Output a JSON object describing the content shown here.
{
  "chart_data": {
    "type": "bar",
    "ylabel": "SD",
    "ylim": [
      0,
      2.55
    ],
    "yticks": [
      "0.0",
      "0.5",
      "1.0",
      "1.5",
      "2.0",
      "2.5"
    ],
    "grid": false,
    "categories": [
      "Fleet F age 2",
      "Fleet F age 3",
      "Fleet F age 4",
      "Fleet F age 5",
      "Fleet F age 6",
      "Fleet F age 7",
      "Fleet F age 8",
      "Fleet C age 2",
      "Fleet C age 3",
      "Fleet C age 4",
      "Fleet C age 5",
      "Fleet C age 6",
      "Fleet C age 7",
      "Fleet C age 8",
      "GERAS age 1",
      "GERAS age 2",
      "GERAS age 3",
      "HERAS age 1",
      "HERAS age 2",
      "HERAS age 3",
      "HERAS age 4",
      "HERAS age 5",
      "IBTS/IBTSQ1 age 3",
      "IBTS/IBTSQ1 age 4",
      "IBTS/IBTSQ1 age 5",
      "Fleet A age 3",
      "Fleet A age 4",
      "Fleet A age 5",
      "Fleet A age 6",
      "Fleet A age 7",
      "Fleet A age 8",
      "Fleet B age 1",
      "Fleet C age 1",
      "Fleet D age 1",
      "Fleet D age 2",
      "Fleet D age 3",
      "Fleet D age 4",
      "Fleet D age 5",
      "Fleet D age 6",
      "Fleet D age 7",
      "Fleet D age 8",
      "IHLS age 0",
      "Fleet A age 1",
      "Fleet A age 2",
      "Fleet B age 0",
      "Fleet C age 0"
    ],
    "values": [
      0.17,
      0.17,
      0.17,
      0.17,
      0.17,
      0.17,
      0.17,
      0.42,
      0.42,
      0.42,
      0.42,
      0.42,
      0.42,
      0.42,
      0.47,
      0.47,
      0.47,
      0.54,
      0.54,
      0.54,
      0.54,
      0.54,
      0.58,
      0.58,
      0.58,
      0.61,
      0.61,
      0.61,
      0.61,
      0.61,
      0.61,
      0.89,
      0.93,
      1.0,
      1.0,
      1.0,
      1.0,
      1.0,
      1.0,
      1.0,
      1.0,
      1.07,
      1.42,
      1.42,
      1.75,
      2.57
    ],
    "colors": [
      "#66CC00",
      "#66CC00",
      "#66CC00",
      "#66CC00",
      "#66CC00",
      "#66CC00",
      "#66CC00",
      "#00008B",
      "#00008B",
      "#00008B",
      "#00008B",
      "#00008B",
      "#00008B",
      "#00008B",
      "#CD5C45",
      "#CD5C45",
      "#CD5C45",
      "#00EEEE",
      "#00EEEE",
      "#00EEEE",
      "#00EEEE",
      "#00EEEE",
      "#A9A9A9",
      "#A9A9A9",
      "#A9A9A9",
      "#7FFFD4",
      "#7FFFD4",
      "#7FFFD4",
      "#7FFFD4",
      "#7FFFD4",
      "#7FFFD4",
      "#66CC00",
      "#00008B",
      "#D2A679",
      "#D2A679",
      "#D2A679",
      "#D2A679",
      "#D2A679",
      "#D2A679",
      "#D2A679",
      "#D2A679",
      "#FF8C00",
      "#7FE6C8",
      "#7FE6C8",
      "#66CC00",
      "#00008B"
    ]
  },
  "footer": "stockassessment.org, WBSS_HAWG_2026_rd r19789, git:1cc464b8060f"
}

──────────────────────────────

Using the listing, collect all lines in which the string "HERAS" is found.

      "HERAS age 1",
      "HERAS age 2",
      "HERAS age 3",
      "HERAS age 4",
      "HERAS age 5",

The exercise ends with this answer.